→ Directive
Output each entry verbatim and exclude every picture from it.

Start Data supplied

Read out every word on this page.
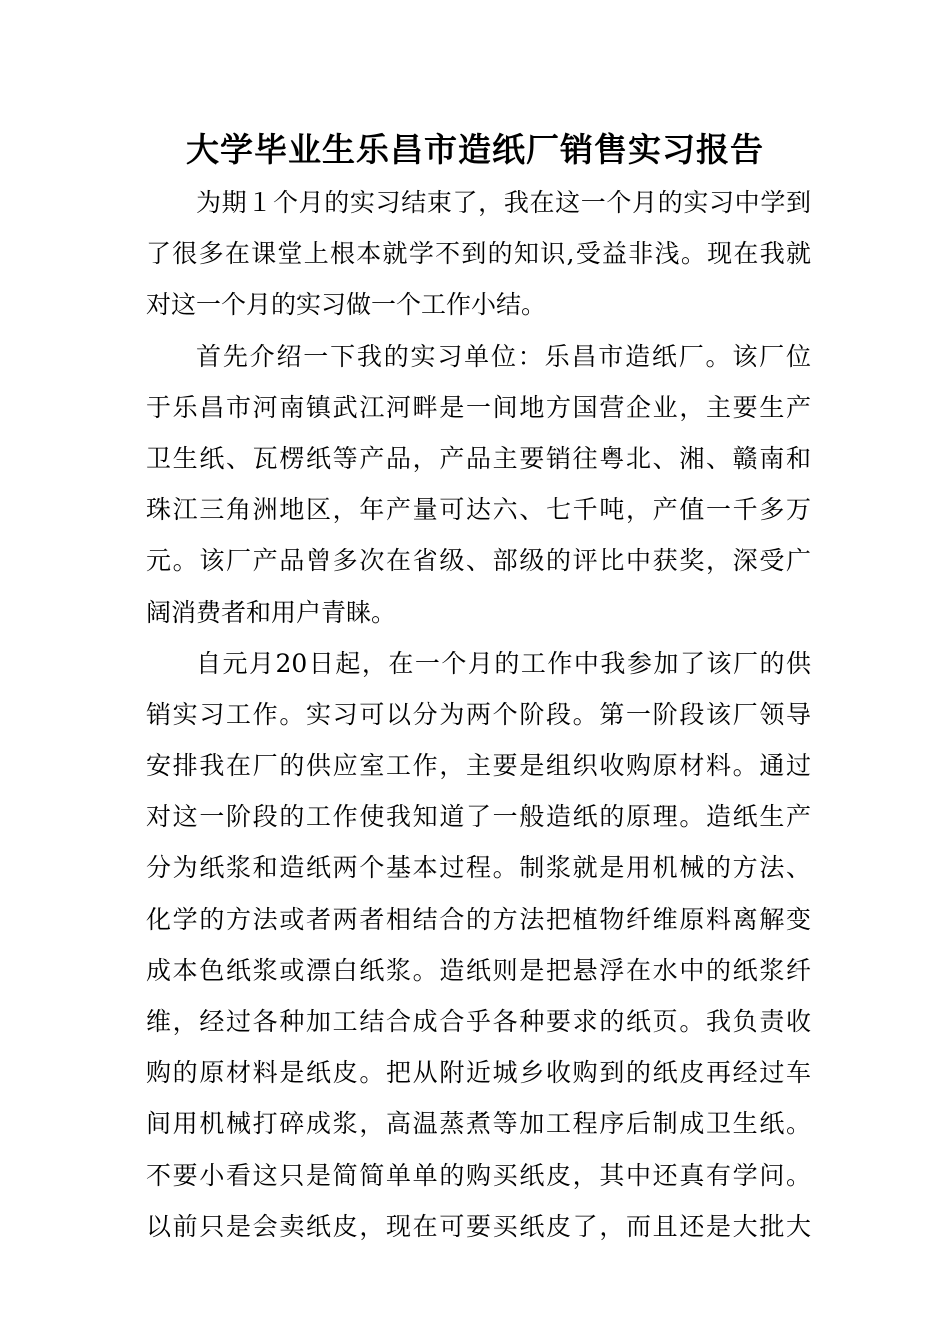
大学毕业生乐昌市造纸厂销售实习报告
为期１个月的实习结束了，我在这一个月的实习中学到
了很多在课堂上根本就学不到的知识,受益非浅。现在我就
对这一个月的实习做一个工作小结。
首先介绍一下我的实习单位：乐昌市造纸厂。该厂位
于乐昌市河南镇武江河畔是一间地方国营企业，主要生产
卫生纸、瓦楞纸等产品，产品主要销往粤北、湘、赣南和
珠江三角洲地区，年产量可达六、七千吨，产值一千多万
元。该厂产品曾多次在省级、部级的评比中获奖，深受广
阔消费者和用户青睐。
自元月20日起，在一个月的工作中我参加了该厂的供
销实习工作。实习可以分为两个阶段。第一阶段该厂领导
安排我在厂的供应室工作，主要是组织收购原材料。通过
对这一阶段的工作使我知道了一般造纸的原理。造纸生产
分为纸浆和造纸两个基本过程。制浆就是用机械的方法、
化学的方法或者两者相结合的方法把植物纤维原料离解变
成本色纸浆或漂白纸浆。造纸则是把悬浮在水中的纸浆纤
维，经过各种加工结合成合乎各种要求的纸页。我负责收
购的原材料是纸皮。把从附近城乡收购到的纸皮再经过车
间用机械打碎成浆，高温蒸煮等加工程序后制成卫生纸。
不要小看这只是简简单单的购买纸皮，其中还真有学问。
以前只是会卖纸皮，现在可要买纸皮了，而且还是大批大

End Data supplied

→ Output for this exercise
Read out every word on this page.
大学毕业生乐昌市造纸厂销售实习报告
为期１个月的实习结束了，我在这一个月的实习中学到
了很多在课堂上根本就学不到的知识,受益非浅。现在我就
对这一个月的实习做一个工作小结。
首先介绍一下我的实习单位：乐昌市造纸厂。该厂位
于乐昌市河南镇武江河畔是一间地方国营企业，主要生产
卫生纸、瓦楞纸等产品，产品主要销往粤北、湘、赣南和
珠江三角洲地区，年产量可达六、七千吨，产值一千多万
元。该厂产品曾多次在省级、部级的评比中获奖，深受广
阔消费者和用户青睐。
自元月20日起，在一个月的工作中我参加了该厂的供
销实习工作。实习可以分为两个阶段。第一阶段该厂领导
安排我在厂的供应室工作，主要是组织收购原材料。通过
对这一阶段的工作使我知道了一般造纸的原理。造纸生产
分为纸浆和造纸两个基本过程。制浆就是用机械的方法、
化学的方法或者两者相结合的方法把植物纤维原料离解变
成本色纸浆或漂白纸浆。造纸则是把悬浮在水中的纸浆纤
维，经过各种加工结合成合乎各种要求的纸页。我负责收
购的原材料是纸皮。把从附近城乡收购到的纸皮再经过车
间用机械打碎成浆，高温蒸煮等加工程序后制成卫生纸。
不要小看这只是简简单单的购买纸皮，其中还真有学问。
以前只是会卖纸皮，现在可要买纸皮了，而且还是大批大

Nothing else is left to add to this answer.